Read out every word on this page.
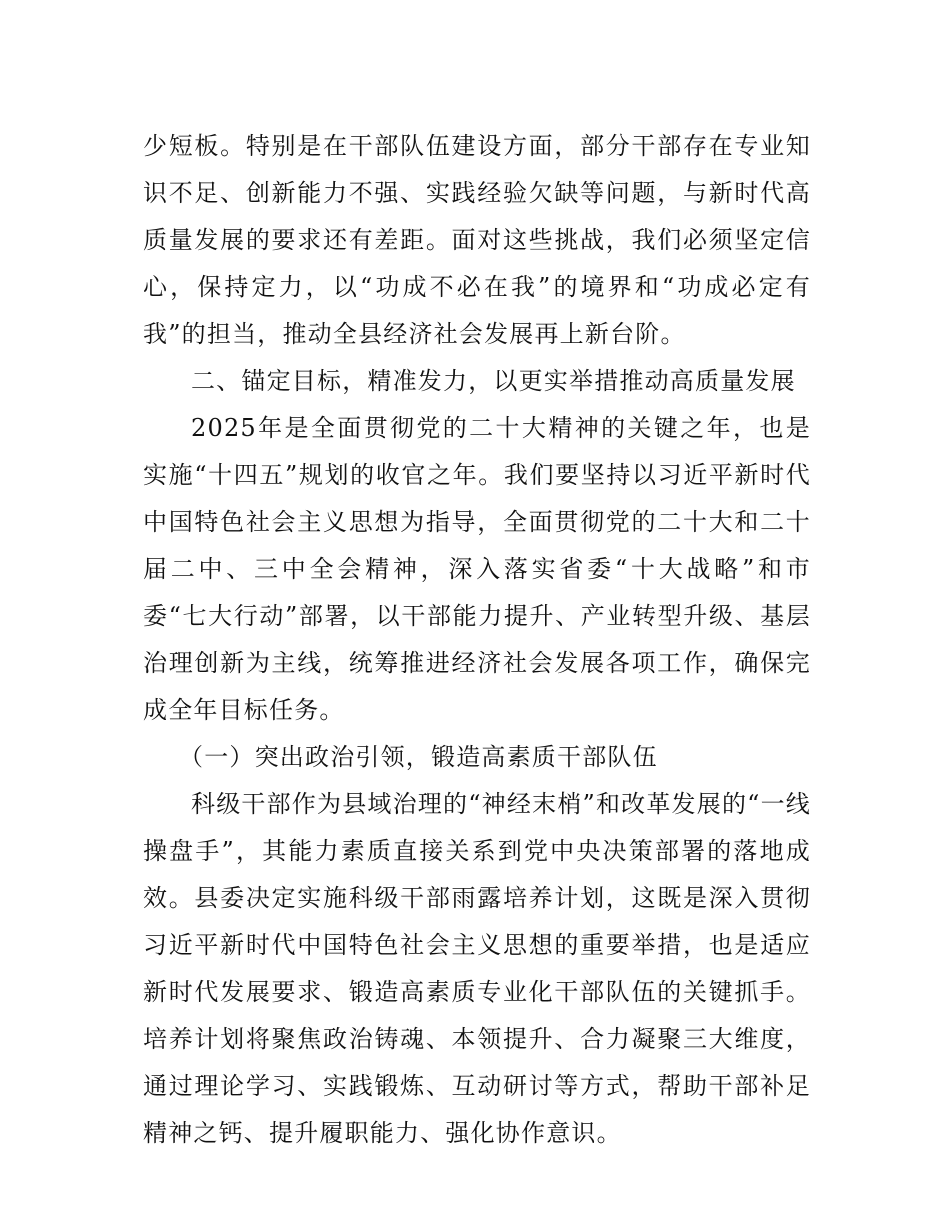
少短板。特别是在干部队伍建设方面，部分干部存在专业知识不足、创新能力不强、实践经验欠缺等问题，与新时代高质量发展的要求还有差距。面对这些挑战，我们必须坚定信心，保持定力，以“功成不必在我”的境界和“功成必定有我”的担当，推动全县经济社会发展再上新台阶。

二、锚定目标，精准发力，以更实举措推动高质量发展

2025年是全面贯彻党的二十大精神的关键之年，也是实施“十四五”规划的收官之年。我们要坚持以习近平新时代中国特色社会主义思想为指导，全面贯彻党的二十大和二十届二中、三中全会精神，深入落实省委“十大战略”和市委“七大行动”部署，以干部能力提升、产业转型升级、基层治理创新为主线，统筹推进经济社会发展各项工作，确保完成全年目标任务。

（一）突出政治引领，锻造高素质干部队伍

科级干部作为县域治理的“神经末梢”和改革发展的“一线操盘手”，其能力素质直接关系到党中央决策部署的落地成效。县委决定实施科级干部雨露培养计划，这既是深入贯彻习近平新时代中国特色社会主义思想的重要举措，也是适应新时代发展要求、锻造高素质专业化干部队伍的关键抓手。培养计划将聚焦政治铸魂、本领提升、合力凝聚三大维度，通过理论学习、实践锻炼、互动研讨等方式，帮助干部补足精神之钙、提升履职能力、强化协作意识。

^^^^^^^^

Task prompt – Drop the pictures and reproduce the rest of the entries above exactly.

Answer to this exercise –
Read out every word on this page.
少短板。特别是在干部队伍建设方面，部分干部存在专业知识不足、创新能力不强、实践经验欠缺等问题，与新时代高质量发展的要求还有差距。面对这些挑战，我们必须坚定信心，保持定力，以“功成不必在我”的境界和“功成必定有我”的担当，推动全县经济社会发展再上新台阶。

二、锚定目标，精准发力，以更实举措推动高质量发展

2025年是全面贯彻党的二十大精神的关键之年，也是实施“十四五”规划的收官之年。我们要坚持以习近平新时代中国特色社会主义思想为指导，全面贯彻党的二十大和二十届二中、三中全会精神，深入落实省委“十大战略”和市委“七大行动”部署，以干部能力提升、产业转型升级、基层治理创新为主线，统筹推进经济社会发展各项工作，确保完成全年目标任务。

（一）突出政治引领，锻造高素质干部队伍

科级干部作为县域治理的“神经末梢”和改革发展的“一线操盘手”，其能力素质直接关系到党中央决策部署的落地成效。县委决定实施科级干部雨露培养计划，这既是深入贯彻习近平新时代中国特色社会主义思想的重要举措，也是适应新时代发展要求、锻造高素质专业化干部队伍的关键抓手。培养计划将聚焦政治铸魂、本领提升、合力凝聚三大维度，通过理论学习、实践锻炼、互动研讨等方式，帮助干部补足精神之钙、提升履职能力、强化协作意识。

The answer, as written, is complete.